▸ **What to work on**:
Please pull out every line that includes the string "Pakaian".

▸ **Task data**:
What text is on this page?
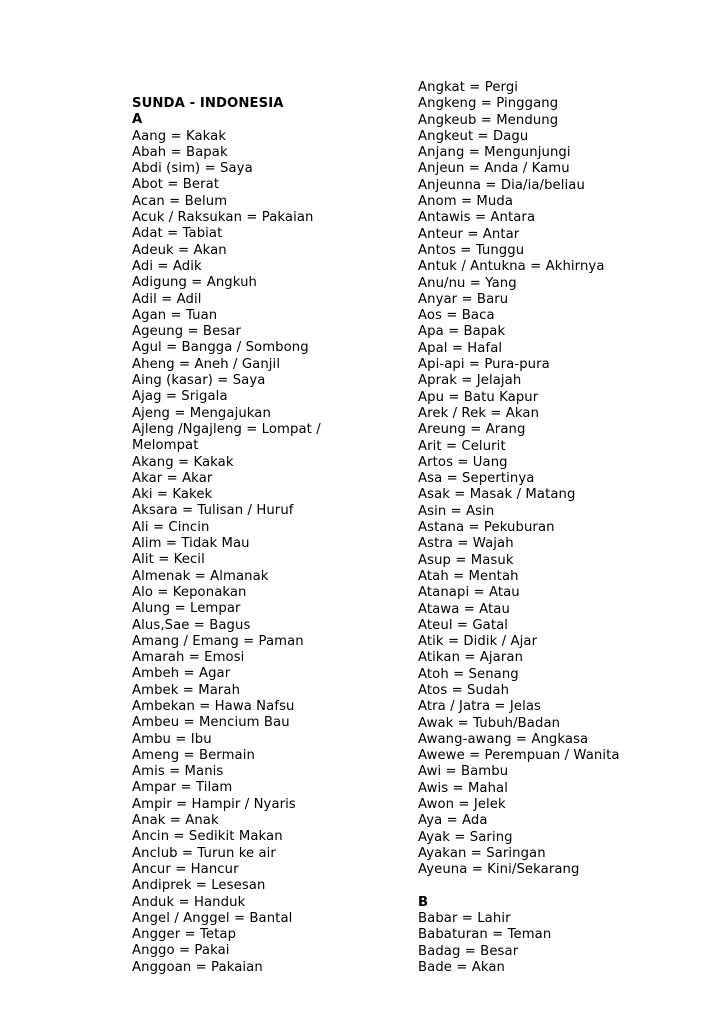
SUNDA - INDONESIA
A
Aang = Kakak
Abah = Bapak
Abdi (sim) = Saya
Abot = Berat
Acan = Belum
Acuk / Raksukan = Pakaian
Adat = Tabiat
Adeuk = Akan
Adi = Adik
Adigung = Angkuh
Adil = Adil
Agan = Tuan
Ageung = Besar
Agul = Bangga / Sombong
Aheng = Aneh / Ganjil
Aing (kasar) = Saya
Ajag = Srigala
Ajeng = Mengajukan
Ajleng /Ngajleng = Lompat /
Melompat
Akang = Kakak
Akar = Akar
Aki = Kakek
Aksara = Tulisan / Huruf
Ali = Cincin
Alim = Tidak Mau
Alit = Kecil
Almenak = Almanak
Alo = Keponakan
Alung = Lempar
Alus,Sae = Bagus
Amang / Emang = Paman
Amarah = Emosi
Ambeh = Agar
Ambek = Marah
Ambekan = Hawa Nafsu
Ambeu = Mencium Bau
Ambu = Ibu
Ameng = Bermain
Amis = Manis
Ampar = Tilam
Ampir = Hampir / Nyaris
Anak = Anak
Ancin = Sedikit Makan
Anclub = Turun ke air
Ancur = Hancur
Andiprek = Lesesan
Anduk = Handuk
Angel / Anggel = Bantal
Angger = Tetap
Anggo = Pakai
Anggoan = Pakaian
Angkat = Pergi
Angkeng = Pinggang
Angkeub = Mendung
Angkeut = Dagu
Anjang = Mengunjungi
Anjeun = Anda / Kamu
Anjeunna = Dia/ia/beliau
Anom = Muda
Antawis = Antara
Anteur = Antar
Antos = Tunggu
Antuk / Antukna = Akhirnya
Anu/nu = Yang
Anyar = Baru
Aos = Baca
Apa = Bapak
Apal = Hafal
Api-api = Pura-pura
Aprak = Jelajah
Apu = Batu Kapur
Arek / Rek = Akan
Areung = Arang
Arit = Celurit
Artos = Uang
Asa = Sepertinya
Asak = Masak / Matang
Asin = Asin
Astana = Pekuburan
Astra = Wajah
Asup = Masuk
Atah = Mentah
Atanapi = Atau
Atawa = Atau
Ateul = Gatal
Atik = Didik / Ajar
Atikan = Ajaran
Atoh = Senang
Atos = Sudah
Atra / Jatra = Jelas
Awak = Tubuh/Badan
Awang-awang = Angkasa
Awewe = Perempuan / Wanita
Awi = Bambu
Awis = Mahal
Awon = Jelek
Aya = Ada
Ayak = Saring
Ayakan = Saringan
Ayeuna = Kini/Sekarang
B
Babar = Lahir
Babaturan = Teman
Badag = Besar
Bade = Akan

▸ **Worked solution**:
Acuk / Raksukan = Pakaian
Anggoan = Pakaian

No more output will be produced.